== What is expected ==
Give the listing below again in full, exactly as written.

====

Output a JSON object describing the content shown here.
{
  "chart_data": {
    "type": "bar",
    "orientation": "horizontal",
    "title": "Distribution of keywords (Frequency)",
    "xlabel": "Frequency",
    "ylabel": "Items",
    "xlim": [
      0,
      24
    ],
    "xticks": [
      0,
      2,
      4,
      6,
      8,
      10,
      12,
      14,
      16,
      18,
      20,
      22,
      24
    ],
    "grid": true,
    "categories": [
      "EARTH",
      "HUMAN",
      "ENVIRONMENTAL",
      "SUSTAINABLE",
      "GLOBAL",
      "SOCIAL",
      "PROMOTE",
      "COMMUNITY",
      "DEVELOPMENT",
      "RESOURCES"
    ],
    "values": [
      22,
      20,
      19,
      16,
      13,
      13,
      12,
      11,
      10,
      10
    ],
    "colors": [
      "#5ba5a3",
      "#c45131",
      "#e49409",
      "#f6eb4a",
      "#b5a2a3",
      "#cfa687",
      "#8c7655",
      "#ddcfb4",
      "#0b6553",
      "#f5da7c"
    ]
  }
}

====

== Result for this exercise ==
Output a JSON object describing the content shown here.
{
  "chart_data": {
    "type": "bar",
    "orientation": "horizontal",
    "title": "Distribution of keywords (Frequency)",
    "xlabel": "Frequency",
    "ylabel": "Items",
    "xlim": [
      0,
      24
    ],
    "xticks": [
      0,
      2,
      4,
      6,
      8,
      10,
      12,
      14,
      16,
      18,
      20,
      22,
      24
    ],
    "grid": true,
    "categories": [
      "EARTH",
      "HUMAN",
      "ENVIRONMENTAL",
      "SUSTAINABLE",
      "GLOBAL",
      "SOCIAL",
      "PROMOTE",
      "COMMUNITY",
      "DEVELOPMENT",
      "RESOURCES"
    ],
    "values": [
      22,
      20,
      19,
      16,
      13,
      13,
      12,
      11,
      10,
      10
    ],
    "colors": [
      "#5ba5a3",
      "#c45131",
      "#e49409",
      "#f6eb4a",
      "#b5a2a3",
      "#cfa687",
      "#8c7655",
      "#ddcfb4",
      "#0b6553",
      "#f5da7c"
    ]
  }
}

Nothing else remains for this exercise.